AIM OF THE TASK — Write out every record in full, exactly as written, please.

Dataset listings of figures:
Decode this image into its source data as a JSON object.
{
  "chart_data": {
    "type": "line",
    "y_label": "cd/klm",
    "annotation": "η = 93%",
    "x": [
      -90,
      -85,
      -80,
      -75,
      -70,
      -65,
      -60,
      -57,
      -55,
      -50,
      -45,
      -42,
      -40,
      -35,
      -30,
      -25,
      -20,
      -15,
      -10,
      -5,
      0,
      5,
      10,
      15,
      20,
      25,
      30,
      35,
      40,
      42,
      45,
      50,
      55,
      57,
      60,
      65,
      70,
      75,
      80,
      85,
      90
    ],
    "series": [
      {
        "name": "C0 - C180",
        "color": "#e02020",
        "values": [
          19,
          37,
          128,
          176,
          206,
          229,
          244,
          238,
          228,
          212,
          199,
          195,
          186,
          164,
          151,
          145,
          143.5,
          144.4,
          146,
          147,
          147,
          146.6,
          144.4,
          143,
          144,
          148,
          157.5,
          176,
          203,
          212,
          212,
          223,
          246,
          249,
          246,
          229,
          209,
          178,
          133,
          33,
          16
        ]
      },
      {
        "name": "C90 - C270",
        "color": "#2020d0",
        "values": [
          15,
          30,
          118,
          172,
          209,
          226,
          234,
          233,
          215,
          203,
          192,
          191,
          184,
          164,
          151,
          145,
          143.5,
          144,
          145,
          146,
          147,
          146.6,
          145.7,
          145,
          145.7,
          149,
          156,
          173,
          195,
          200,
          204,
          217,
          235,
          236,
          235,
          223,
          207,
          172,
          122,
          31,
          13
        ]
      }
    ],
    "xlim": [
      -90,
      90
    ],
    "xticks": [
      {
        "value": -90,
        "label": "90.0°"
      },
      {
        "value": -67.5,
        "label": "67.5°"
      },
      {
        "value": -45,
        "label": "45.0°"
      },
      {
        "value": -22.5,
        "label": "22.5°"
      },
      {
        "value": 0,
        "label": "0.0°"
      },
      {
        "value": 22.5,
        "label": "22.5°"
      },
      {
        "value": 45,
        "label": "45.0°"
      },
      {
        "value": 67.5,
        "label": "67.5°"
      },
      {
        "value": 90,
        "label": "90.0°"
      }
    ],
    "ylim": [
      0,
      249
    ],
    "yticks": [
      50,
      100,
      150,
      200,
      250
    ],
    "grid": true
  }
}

RESULT —
Decode this image into its source data as a JSON object.
{
  "chart_data": {
    "type": "line",
    "y_label": "cd/klm",
    "annotation": "η = 93%",
    "x": [
      -90,
      -85,
      -80,
      -75,
      -70,
      -65,
      -60,
      -57,
      -55,
      -50,
      -45,
      -42,
      -40,
      -35,
      -30,
      -25,
      -20,
      -15,
      -10,
      -5,
      0,
      5,
      10,
      15,
      20,
      25,
      30,
      35,
      40,
      42,
      45,
      50,
      55,
      57,
      60,
      65,
      70,
      75,
      80,
      85,
      90
    ],
    "series": [
      {
        "name": "C0 - C180",
        "color": "#e02020",
        "values": [
          19,
          37,
          128,
          176,
          206,
          229,
          244,
          238,
          228,
          212,
          199,
          195,
          186,
          164,
          151,
          145,
          143.5,
          144.4,
          146,
          147,
          147,
          146.6,
          144.4,
          143,
          144,
          148,
          157.5,
          176,
          203,
          212,
          212,
          223,
          246,
          249,
          246,
          229,
          209,
          178,
          133,
          33,
          16
        ]
      },
      {
        "name": "C90 - C270",
        "color": "#2020d0",
        "values": [
          15,
          30,
          118,
          172,
          209,
          226,
          234,
          233,
          215,
          203,
          192,
          191,
          184,
          164,
          151,
          145,
          143.5,
          144,
          145,
          146,
          147,
          146.6,
          145.7,
          145,
          145.7,
          149,
          156,
          173,
          195,
          200,
          204,
          217,
          235,
          236,
          235,
          223,
          207,
          172,
          122,
          31,
          13
        ]
      }
    ],
    "xlim": [
      -90,
      90
    ],
    "xticks": [
      {
        "value": -90,
        "label": "90.0°"
      },
      {
        "value": -67.5,
        "label": "67.5°"
      },
      {
        "value": -45,
        "label": "45.0°"
      },
      {
        "value": -22.5,
        "label": "22.5°"
      },
      {
        "value": 0,
        "label": "0.0°"
      },
      {
        "value": 22.5,
        "label": "22.5°"
      },
      {
        "value": 45,
        "label": "45.0°"
      },
      {
        "value": 67.5,
        "label": "67.5°"
      },
      {
        "value": 90,
        "label": "90.0°"
      }
    ],
    "ylim": [
      0,
      249
    ],
    "yticks": [
      50,
      100,
      150,
      200,
      250
    ],
    "grid": true
  }
}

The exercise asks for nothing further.